— Task to complete —
Could you transcribe every record below exactly as written, leaving out any pictures?

— Data items —
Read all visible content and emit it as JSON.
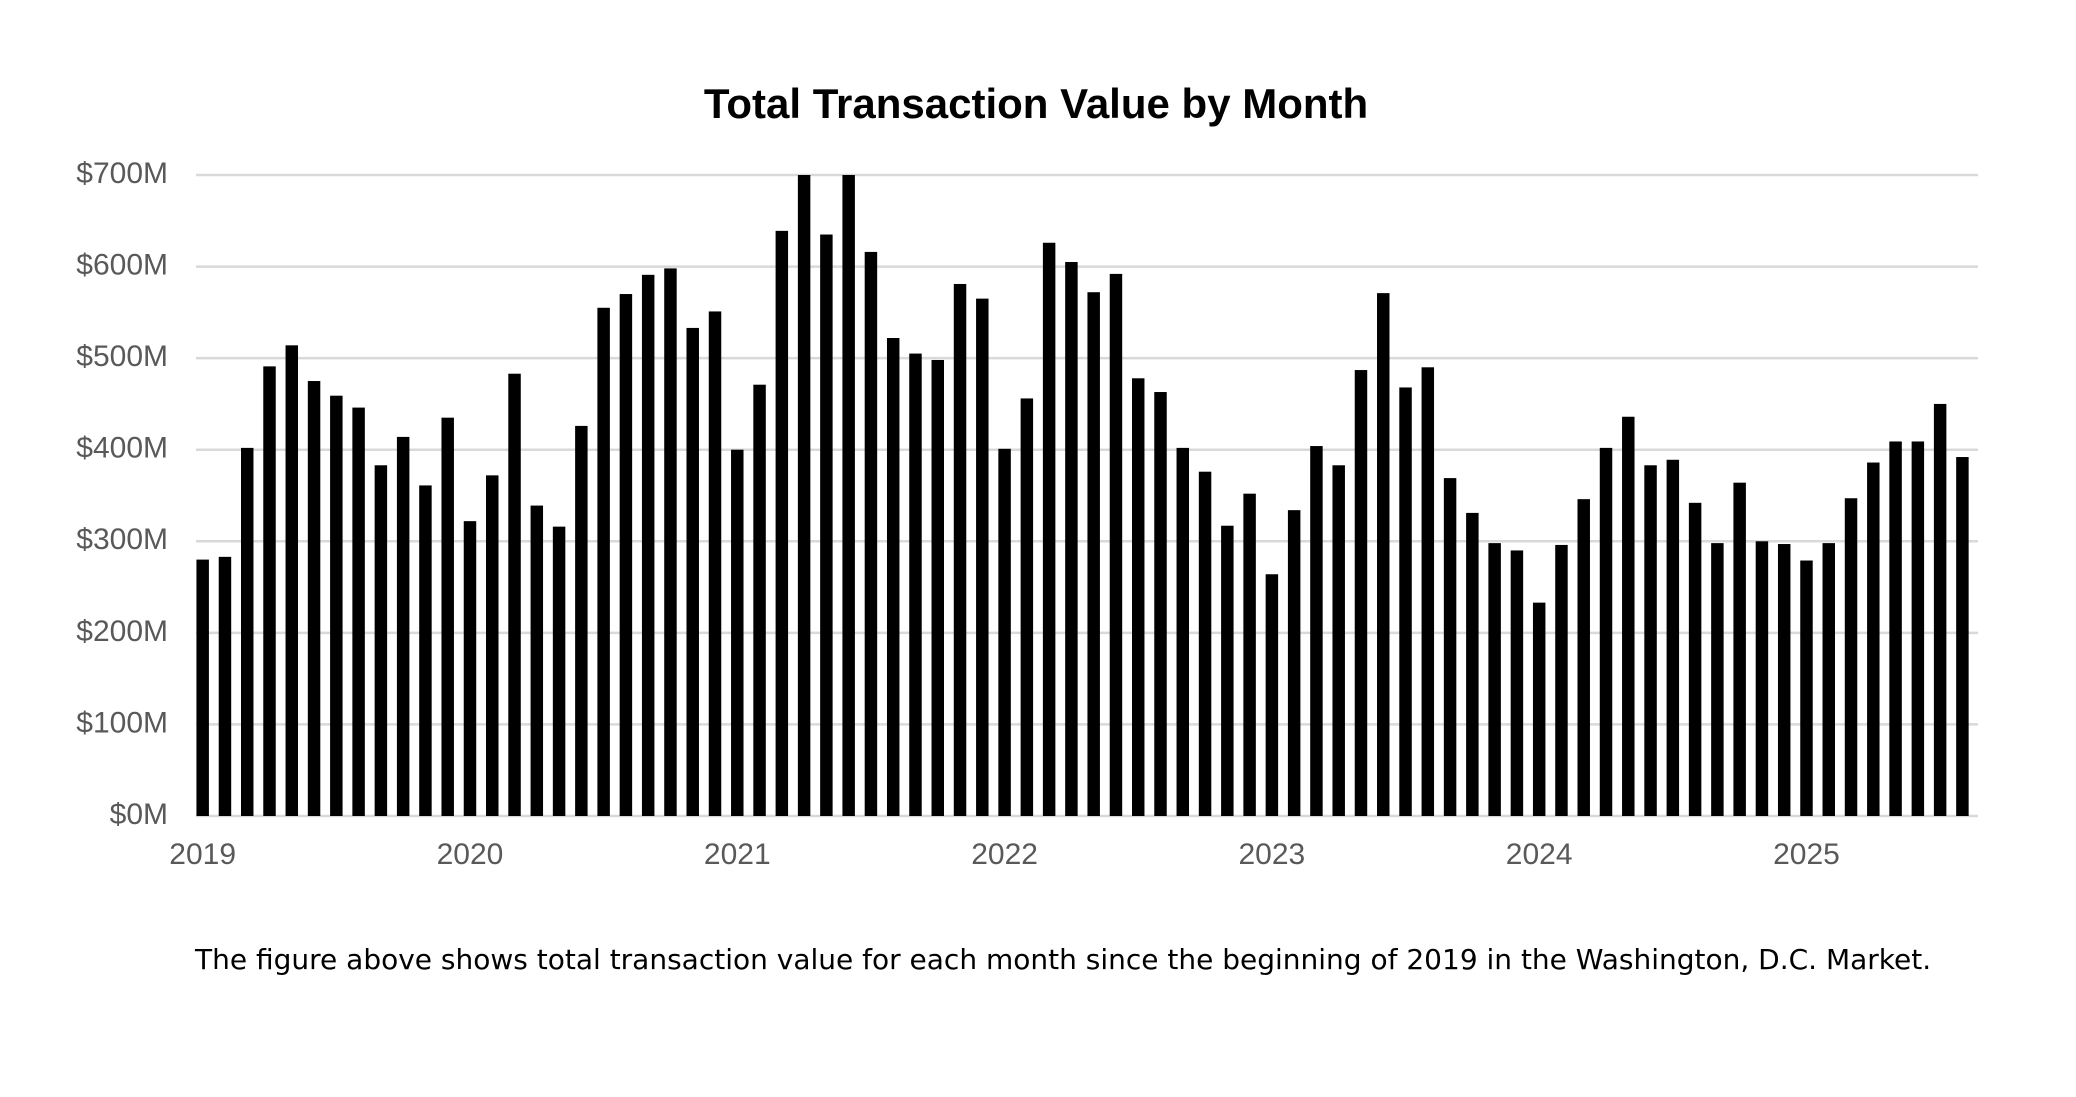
{
  "chart_data": {
    "type": "bar",
    "title": "Total Transaction Value by Month",
    "caption": "The figure above shows total transaction value for each month since the beginning of 2019 in the Washington, D.C. Market.",
    "categories": [
      "2019",
      null,
      null,
      null,
      null,
      null,
      null,
      null,
      null,
      null,
      null,
      null,
      "2020",
      null,
      null,
      null,
      null,
      null,
      null,
      null,
      null,
      null,
      null,
      null,
      "2021",
      null,
      null,
      null,
      null,
      null,
      null,
      null,
      null,
      null,
      null,
      null,
      "2022",
      null,
      null,
      null,
      null,
      null,
      null,
      null,
      null,
      null,
      null,
      null,
      "2023",
      null,
      null,
      null,
      null,
      null,
      null,
      null,
      null,
      null,
      null,
      null,
      "2024",
      null,
      null,
      null,
      null,
      null,
      null,
      null,
      null,
      null,
      null,
      null,
      "2025",
      null,
      null,
      null,
      null,
      null,
      null,
      null
    ],
    "values": [
      280,
      283,
      402,
      491,
      514,
      475,
      459,
      446,
      383,
      414,
      361,
      435,
      322,
      372,
      483,
      339,
      316,
      426,
      555,
      570,
      591,
      598,
      533,
      551,
      400,
      471,
      639,
      700,
      635,
      700,
      616,
      522,
      505,
      498,
      581,
      565,
      401,
      456,
      626,
      605,
      572,
      592,
      478,
      463,
      402,
      376,
      317,
      352,
      264,
      334,
      404,
      383,
      487,
      571,
      468,
      490,
      369,
      331,
      298,
      290,
      233,
      296,
      346,
      402,
      436,
      383,
      389,
      342,
      298,
      364,
      300,
      297,
      279,
      298,
      347,
      386,
      409,
      409,
      450,
      392
    ],
    "color": "#000000",
    "ylim": [
      0,
      700
    ],
    "yticks": [
      {
        "value": 0,
        "label": "$0M"
      },
      {
        "value": 100,
        "label": "$100M"
      },
      {
        "value": 200,
        "label": "$200M"
      },
      {
        "value": 300,
        "label": "$300M"
      },
      {
        "value": 400,
        "label": "$400M"
      },
      {
        "value": 500,
        "label": "$500M"
      },
      {
        "value": 600,
        "label": "$600M"
      },
      {
        "value": 700,
        "label": "$700M"
      }
    ],
    "grid": true
  }
}
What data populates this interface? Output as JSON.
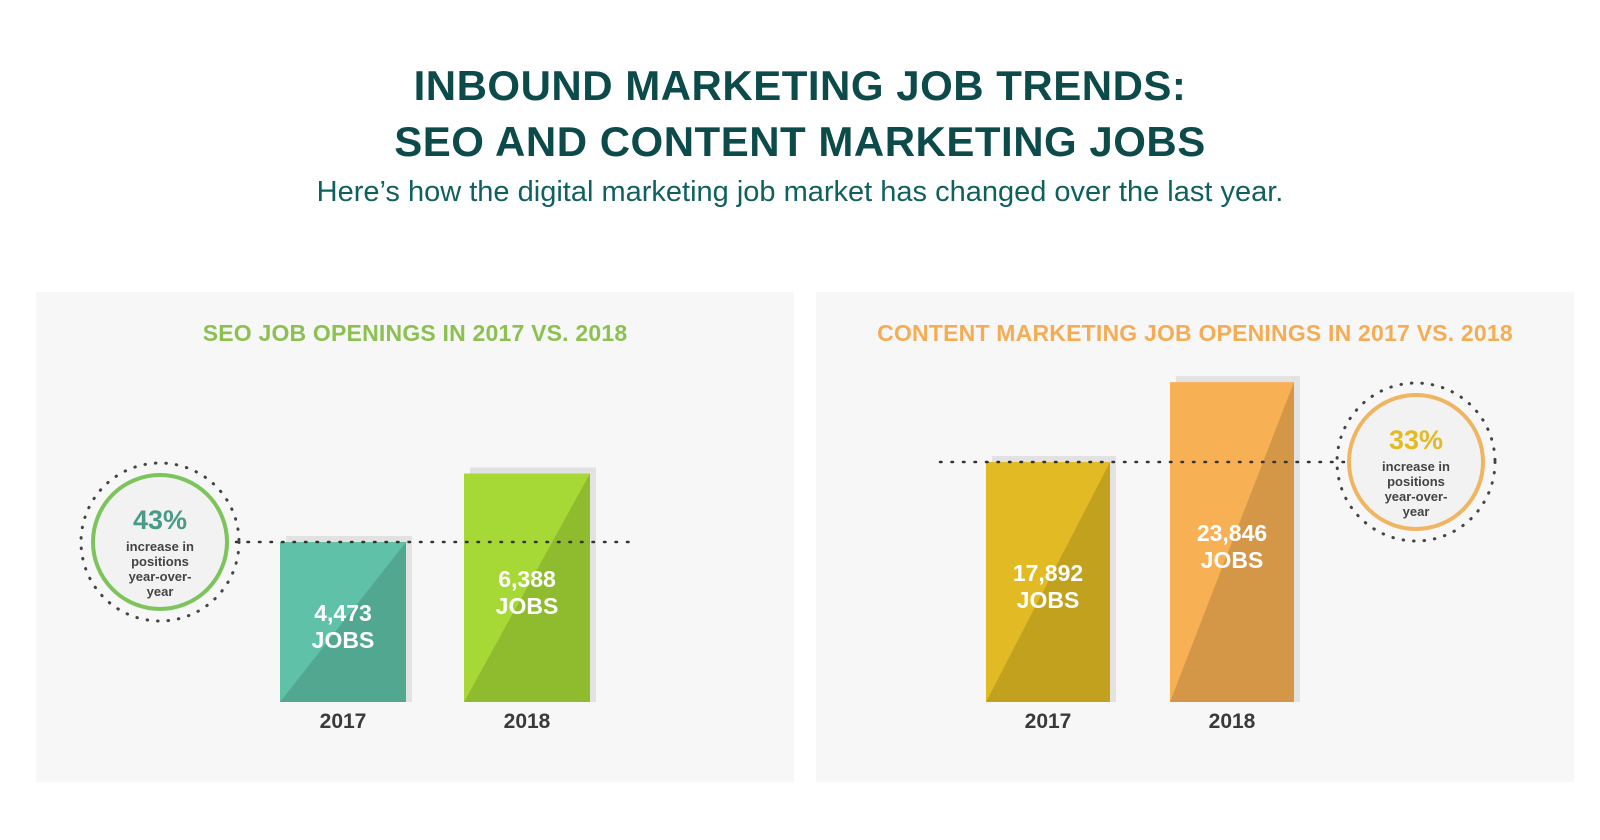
{
  "header": {
    "title_line1": "INBOUND MARKETING JOB TRENDS:",
    "title_line2": "SEO AND CONTENT MARKETING JOBS",
    "subtitle": "Here’s how the digital marketing job market has changed over the last year."
  },
  "colors": {
    "title": "#0d4a4a",
    "seo_title": "#8cc152",
    "content_title": "#f5ad55",
    "seo_2017": "#5fc2a8",
    "seo_2018": "#a6d935",
    "content_2017": "#e2bb24",
    "content_2018": "#f7b054",
    "seo_circle": "#7cc45b",
    "content_circle": "#f0b561"
  },
  "chart_data": [
    {
      "type": "bar",
      "title": "SEO JOB OPENINGS IN 2017 VS. 2018",
      "categories": [
        "2017",
        "2018"
      ],
      "values": [
        4473,
        6388
      ],
      "data_labels": [
        {
          "number": "4,473",
          "unit": "JOBS"
        },
        {
          "number": "6,388",
          "unit": "JOBS"
        }
      ],
      "annotation": {
        "value": "43%",
        "lines": [
          "increase in",
          "positions",
          "year-over-",
          "year"
        ]
      },
      "grid": false,
      "legend": "none"
    },
    {
      "type": "bar",
      "title": "CONTENT MARKETING JOB OPENINGS IN 2017 VS. 2018",
      "categories": [
        "2017",
        "2018"
      ],
      "values": [
        17892,
        23846
      ],
      "data_labels": [
        {
          "number": "17,892",
          "unit": "JOBS"
        },
        {
          "number": "23,846",
          "unit": "JOBS"
        }
      ],
      "annotation": {
        "value": "33%",
        "lines": [
          "increase in",
          "positions",
          "year-over-",
          "year"
        ]
      },
      "grid": false,
      "legend": "none"
    }
  ]
}
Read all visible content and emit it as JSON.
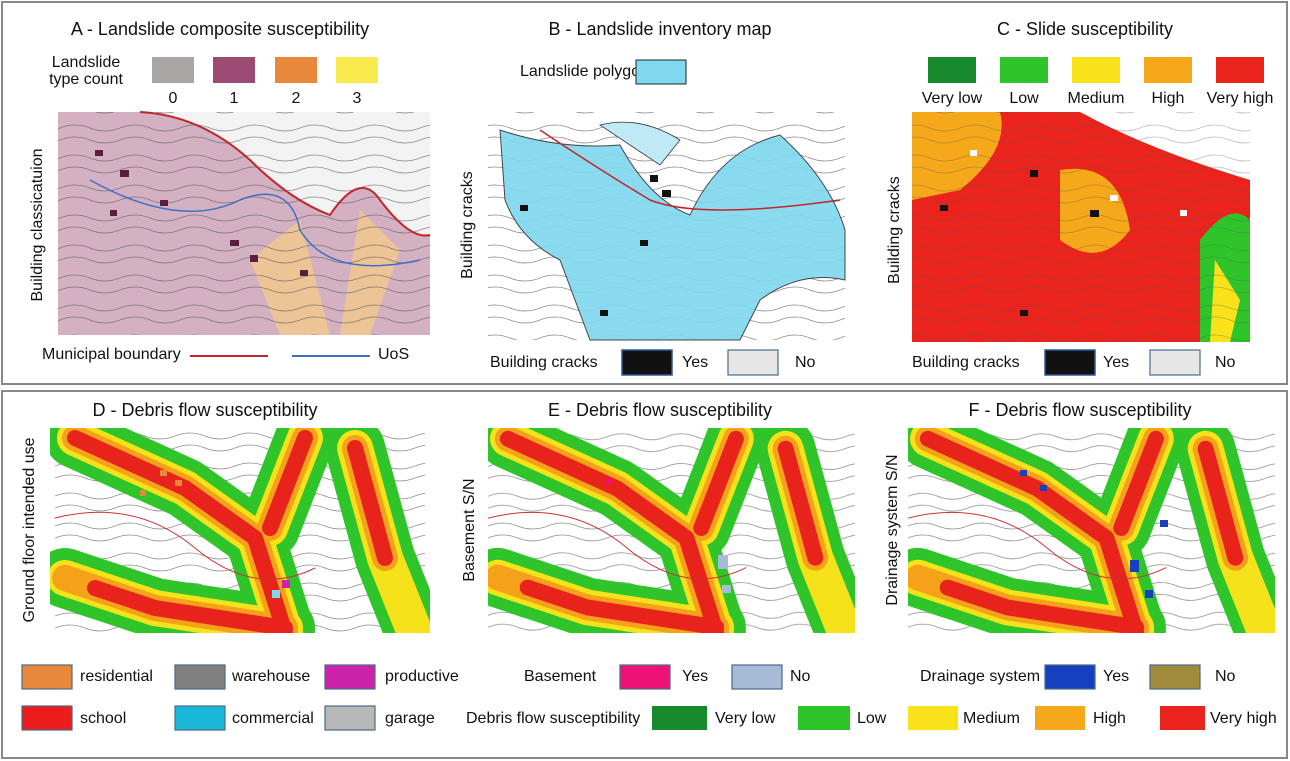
{
  "panels": [
    {
      "title": "A - Landslide composite susceptibility",
      "side_label": "Building classicatuion",
      "legend_title": [
        "Landslide",
        "type count"
      ],
      "legend": [
        "0",
        "1",
        "2",
        "3"
      ],
      "lines": [
        "Municipal boundary",
        "UoS"
      ]
    },
    {
      "title": "B - Landslide inventory map",
      "side_label": "Building cracks",
      "legend": [
        "Landslide polygon"
      ],
      "bottom_legend": {
        "title": "Building cracks",
        "items": [
          "Yes",
          "No"
        ]
      }
    },
    {
      "title": "C - Slide susceptibility",
      "side_label": "Building cracks",
      "legend": [
        "Very low",
        "Low",
        "Medium",
        "High",
        "Very high"
      ],
      "bottom_legend": {
        "title": "Building cracks",
        "items": [
          "Yes",
          "No"
        ]
      }
    },
    {
      "title": "D - Debris flow susceptibility",
      "side_label": "Ground floor intended use",
      "legend": [
        "residential",
        "warehouse",
        "productive",
        "school",
        "commercial",
        "garage"
      ]
    },
    {
      "title": "E - Debris flow susceptibility",
      "side_label": "Basement S/N",
      "bottom_legend": {
        "title": "Basement",
        "items": [
          "Yes",
          "No"
        ]
      }
    },
    {
      "title": "F - Debris flow susceptibility",
      "side_label": "Drainage system S/N",
      "bottom_legend": {
        "title": "Drainage system",
        "items": [
          "Yes",
          "No"
        ]
      }
    }
  ],
  "shared_legend": {
    "title": "Debris flow susceptibility",
    "items": [
      "Very low",
      "Low",
      "Medium",
      "High",
      "Very high"
    ]
  }
}
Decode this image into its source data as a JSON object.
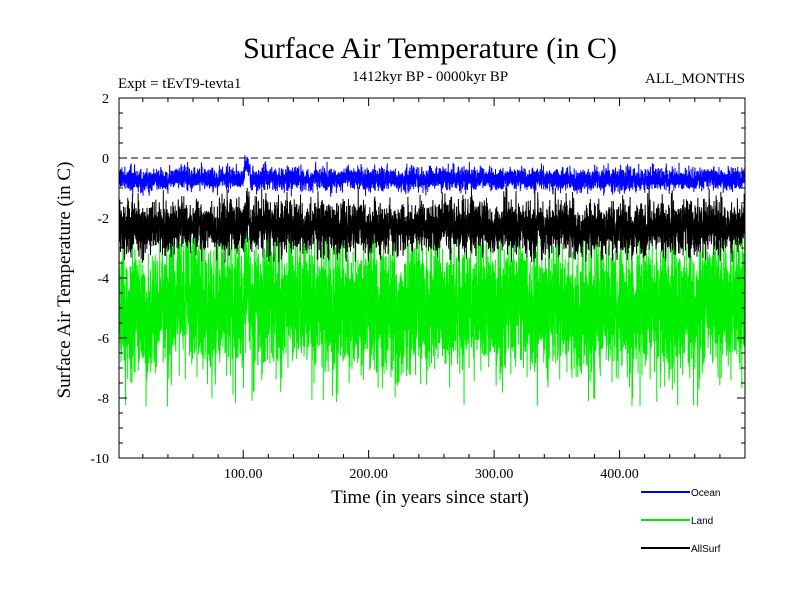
{
  "chart_data": {
    "type": "line",
    "title": "Surface Air Temperature (in C)",
    "subtitle_left": "Expt = tEvT9-tevta1",
    "subtitle_center": "1412kyr BP - 0000kyr BP",
    "subtitle_right": "ALL_MONTHS",
    "xlabel": "Time (in years since start)",
    "ylabel": "Surface Air Temperature (in C)",
    "xlim": [
      1,
      500
    ],
    "ylim": [
      -10,
      2
    ],
    "x_ticks": [
      100,
      200,
      300,
      400
    ],
    "x_tick_labels": [
      "100.00",
      "200.00",
      "300.00",
      "400.00"
    ],
    "y_ticks": [
      -10,
      -8,
      -6,
      -4,
      -2,
      0,
      2
    ],
    "y_tick_labels": [
      "-10",
      "-8",
      "-6",
      "-4",
      "-2",
      "0",
      "2"
    ],
    "reference_line": {
      "y": 0,
      "style": "dashed"
    },
    "series": [
      {
        "name": "Ocean",
        "color": "#0000ff",
        "mean": -0.7,
        "noise": 0.18,
        "min": -1.4,
        "max": 0.2
      },
      {
        "name": "Land",
        "color": "#00ee00",
        "mean": -5.0,
        "noise": 1.05,
        "min": -8.3,
        "max": -2.1
      },
      {
        "name": "AllSurf",
        "color": "#000000",
        "mean": -2.3,
        "noise": 0.42,
        "min": -3.5,
        "max": -0.9
      }
    ],
    "features": [
      {
        "x_range": [
          100,
          106
        ],
        "description": "warm excursion",
        "offsets": {
          "Ocean": 0.6,
          "Land": 1.1,
          "AllSurf": 0.6
        }
      }
    ]
  }
}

— Reply —
Read all visible content and emit it as JSON.
{
  "chart_data": {
    "type": "bar",
    "title": "Total Transaction Value by Month",
    "caption": "The figure above shows total transaction value for each month since the beginning of 2019 in the Washington, D.C. Market.",
    "categories": [
      "2019",
      null,
      null,
      null,
      null,
      null,
      null,
      null,
      null,
      null,
      null,
      null,
      "2020",
      null,
      null,
      null,
      null,
      null,
      null,
      null,
      null,
      null,
      null,
      null,
      "2021",
      null,
      null,
      null,
      null,
      null,
      null,
      null,
      null,
      null,
      null,
      null,
      "2022",
      null,
      null,
      null,
      null,
      null,
      null,
      null,
      null,
      null,
      null,
      null,
      "2023",
      null,
      null,
      null,
      null,
      null,
      null,
      null,
      null,
      null,
      null,
      null,
      "2024",
      null,
      null,
      null,
      null,
      null,
      null,
      null,
      null,
      null,
      null,
      null,
      "2025",
      null,
      null,
      null,
      null,
      null,
      null,
      null
    ],
    "values": [
      280,
      283,
      402,
      491,
      514,
      475,
      459,
      446,
      383,
      414,
      361,
      435,
      322,
      372,
      483,
      339,
      316,
      426,
      555,
      570,
      591,
      598,
      533,
      551,
      400,
      471,
      639,
      700,
      635,
      700,
      616,
      522,
      505,
      498,
      581,
      565,
      401,
      456,
      626,
      605,
      572,
      592,
      478,
      463,
      402,
      376,
      317,
      352,
      264,
      334,
      404,
      383,
      487,
      571,
      468,
      490,
      369,
      331,
      298,
      290,
      233,
      296,
      346,
      402,
      436,
      383,
      389,
      342,
      298,
      364,
      300,
      297,
      279,
      298,
      347,
      386,
      409,
      409,
      450,
      392
    ],
    "color": "#000000",
    "ylim": [
      0,
      700
    ],
    "yticks": [
      {
        "value": 0,
        "label": "$0M"
      },
      {
        "value": 100,
        "label": "$100M"
      },
      {
        "value": 200,
        "label": "$200M"
      },
      {
        "value": 300,
        "label": "$300M"
      },
      {
        "value": 400,
        "label": "$400M"
      },
      {
        "value": 500,
        "label": "$500M"
      },
      {
        "value": 600,
        "label": "$600M"
      },
      {
        "value": 700,
        "label": "$700M"
      }
    ],
    "grid": true
  }
}
What data populates this interface? Output as JSON.
{
  "header": {
    "title_line1": "INBOUND MARKETING JOB TRENDS:",
    "title_line2": "SEO AND CONTENT MARKETING JOBS",
    "subtitle": "Here’s how the digital marketing job market has changed over the last year."
  },
  "colors": {
    "title": "#0d4a4a",
    "seo_title": "#8cc152",
    "content_title": "#f5ad55",
    "seo_2017": "#5fc2a8",
    "seo_2018": "#a6d935",
    "content_2017": "#e2bb24",
    "content_2018": "#f7b054",
    "seo_circle": "#7cc45b",
    "content_circle": "#f0b561"
  },
  "chart_data": [
    {
      "type": "bar",
      "title": "SEO JOB OPENINGS IN 2017 VS. 2018",
      "categories": [
        "2017",
        "2018"
      ],
      "values": [
        4473,
        6388
      ],
      "data_labels": [
        {
          "number": "4,473",
          "unit": "JOBS"
        },
        {
          "number": "6,388",
          "unit": "JOBS"
        }
      ],
      "annotation": {
        "value": "43%",
        "lines": [
          "increase in",
          "positions",
          "year-over-",
          "year"
        ]
      },
      "grid": false,
      "legend": "none"
    },
    {
      "type": "bar",
      "title": "CONTENT MARKETING JOB OPENINGS IN 2017 VS. 2018",
      "categories": [
        "2017",
        "2018"
      ],
      "values": [
        17892,
        23846
      ],
      "data_labels": [
        {
          "number": "17,892",
          "unit": "JOBS"
        },
        {
          "number": "23,846",
          "unit": "JOBS"
        }
      ],
      "annotation": {
        "value": "33%",
        "lines": [
          "increase in",
          "positions",
          "year-over-",
          "year"
        ]
      },
      "grid": false,
      "legend": "none"
    }
  ]
}
Read all visible content and emit it as JSON.
{
  "panels": [
    {
      "title": "A - Landslide composite susceptibility",
      "side_label": "Building classicatuion",
      "legend_title": [
        "Landslide",
        "type count"
      ],
      "legend": [
        "0",
        "1",
        "2",
        "3"
      ],
      "lines": [
        "Municipal boundary",
        "UoS"
      ]
    },
    {
      "title": "B - Landslide inventory map",
      "side_label": "Building cracks",
      "legend": [
        "Landslide polygon"
      ],
      "bottom_legend": {
        "title": "Building cracks",
        "items": [
          "Yes",
          "No"
        ]
      }
    },
    {
      "title": "C - Slide susceptibility",
      "side_label": "Building cracks",
      "legend": [
        "Very low",
        "Low",
        "Medium",
        "High",
        "Very high"
      ],
      "bottom_legend": {
        "title": "Building cracks",
        "items": [
          "Yes",
          "No"
        ]
      }
    },
    {
      "title": "D - Debris flow susceptibility",
      "side_label": "Ground floor intended use",
      "legend": [
        "residential",
        "warehouse",
        "productive",
        "school",
        "commercial",
        "garage"
      ]
    },
    {
      "title": "E - Debris flow susceptibility",
      "side_label": "Basement S/N",
      "bottom_legend": {
        "title": "Basement",
        "items": [
          "Yes",
          "No"
        ]
      }
    },
    {
      "title": "F - Debris flow susceptibility",
      "side_label": "Drainage system S/N",
      "bottom_legend": {
        "title": "Drainage system",
        "items": [
          "Yes",
          "No"
        ]
      }
    }
  ],
  "shared_legend": {
    "title": "Debris flow susceptibility",
    "items": [
      "Very low",
      "Low",
      "Medium",
      "High",
      "Very high"
    ]
  }
}
Decode this image into its source data as a JSON object.
{
  "chart_data": {
    "type": "line",
    "title": "Surface Air Temperature (in C)",
    "subtitle_left": "Expt = tEvT9-tevta1",
    "subtitle_center": "1412kyr BP - 0000kyr BP",
    "subtitle_right": "ALL_MONTHS",
    "xlabel": "Time (in years since start)",
    "ylabel": "Surface Air Temperature (in C)",
    "xlim": [
      1,
      500
    ],
    "ylim": [
      -10,
      2
    ],
    "x_ticks": [
      100,
      200,
      300,
      400
    ],
    "x_tick_labels": [
      "100.00",
      "200.00",
      "300.00",
      "400.00"
    ],
    "y_ticks": [
      -10,
      -8,
      -6,
      -4,
      -2,
      0,
      2
    ],
    "y_tick_labels": [
      "-10",
      "-8",
      "-6",
      "-4",
      "-2",
      "0",
      "2"
    ],
    "reference_line": {
      "y": 0,
      "style": "dashed"
    },
    "series": [
      {
        "name": "Ocean",
        "color": "#0000ff",
        "mean": -0.7,
        "noise": 0.18,
        "min": -1.4,
        "max": 0.2
      },
      {
        "name": "Land",
        "color": "#00ee00",
        "mean": -5.0,
        "noise": 1.05,
        "min": -8.3,
        "max": -2.1
      },
      {
        "name": "AllSurf",
        "color": "#000000",
        "mean": -2.3,
        "noise": 0.42,
        "min": -3.5,
        "max": -0.9
      }
    ],
    "features": [
      {
        "x_range": [
          100,
          106
        ],
        "description": "warm excursion",
        "offsets": {
          "Ocean": 0.6,
          "Land": 1.1,
          "AllSurf": 0.6
        }
      }
    ]
  }
}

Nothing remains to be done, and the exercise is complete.